[Extracted data entries]
* * *

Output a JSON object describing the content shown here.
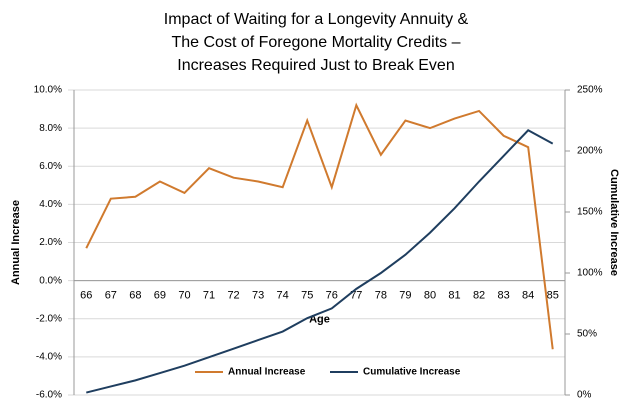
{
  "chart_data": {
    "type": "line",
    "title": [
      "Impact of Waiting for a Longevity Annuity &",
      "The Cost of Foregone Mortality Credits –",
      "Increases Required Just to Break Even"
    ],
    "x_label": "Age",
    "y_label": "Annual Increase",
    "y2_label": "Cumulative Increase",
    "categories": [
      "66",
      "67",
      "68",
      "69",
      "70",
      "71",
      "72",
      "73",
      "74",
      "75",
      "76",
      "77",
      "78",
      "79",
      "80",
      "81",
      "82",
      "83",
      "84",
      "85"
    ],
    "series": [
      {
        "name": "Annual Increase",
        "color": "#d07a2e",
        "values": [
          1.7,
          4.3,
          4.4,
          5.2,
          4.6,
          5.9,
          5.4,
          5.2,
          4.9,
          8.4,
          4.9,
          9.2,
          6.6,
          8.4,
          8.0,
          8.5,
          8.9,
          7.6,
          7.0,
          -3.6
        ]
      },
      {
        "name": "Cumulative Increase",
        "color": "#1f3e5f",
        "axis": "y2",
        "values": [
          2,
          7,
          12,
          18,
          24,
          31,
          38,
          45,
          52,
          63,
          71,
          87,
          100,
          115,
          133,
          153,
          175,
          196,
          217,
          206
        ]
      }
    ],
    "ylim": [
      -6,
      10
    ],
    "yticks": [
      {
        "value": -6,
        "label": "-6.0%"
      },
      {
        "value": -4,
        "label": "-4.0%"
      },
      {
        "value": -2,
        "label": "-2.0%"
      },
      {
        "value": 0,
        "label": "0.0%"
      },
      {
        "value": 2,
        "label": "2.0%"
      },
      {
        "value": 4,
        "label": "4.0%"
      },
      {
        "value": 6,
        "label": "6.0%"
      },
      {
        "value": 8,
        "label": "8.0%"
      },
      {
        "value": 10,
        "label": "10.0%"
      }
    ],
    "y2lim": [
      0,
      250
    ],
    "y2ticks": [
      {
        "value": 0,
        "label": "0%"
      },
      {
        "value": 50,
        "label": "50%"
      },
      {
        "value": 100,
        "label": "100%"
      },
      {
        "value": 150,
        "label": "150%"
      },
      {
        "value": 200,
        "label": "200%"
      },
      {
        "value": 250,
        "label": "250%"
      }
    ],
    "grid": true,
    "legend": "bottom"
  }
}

* * *

■ Stated problem: Track down the lines that include the word "name" and copy them.

■ Solution:
        "name": "Annual Increase",
        "name": "Cumulative Increase",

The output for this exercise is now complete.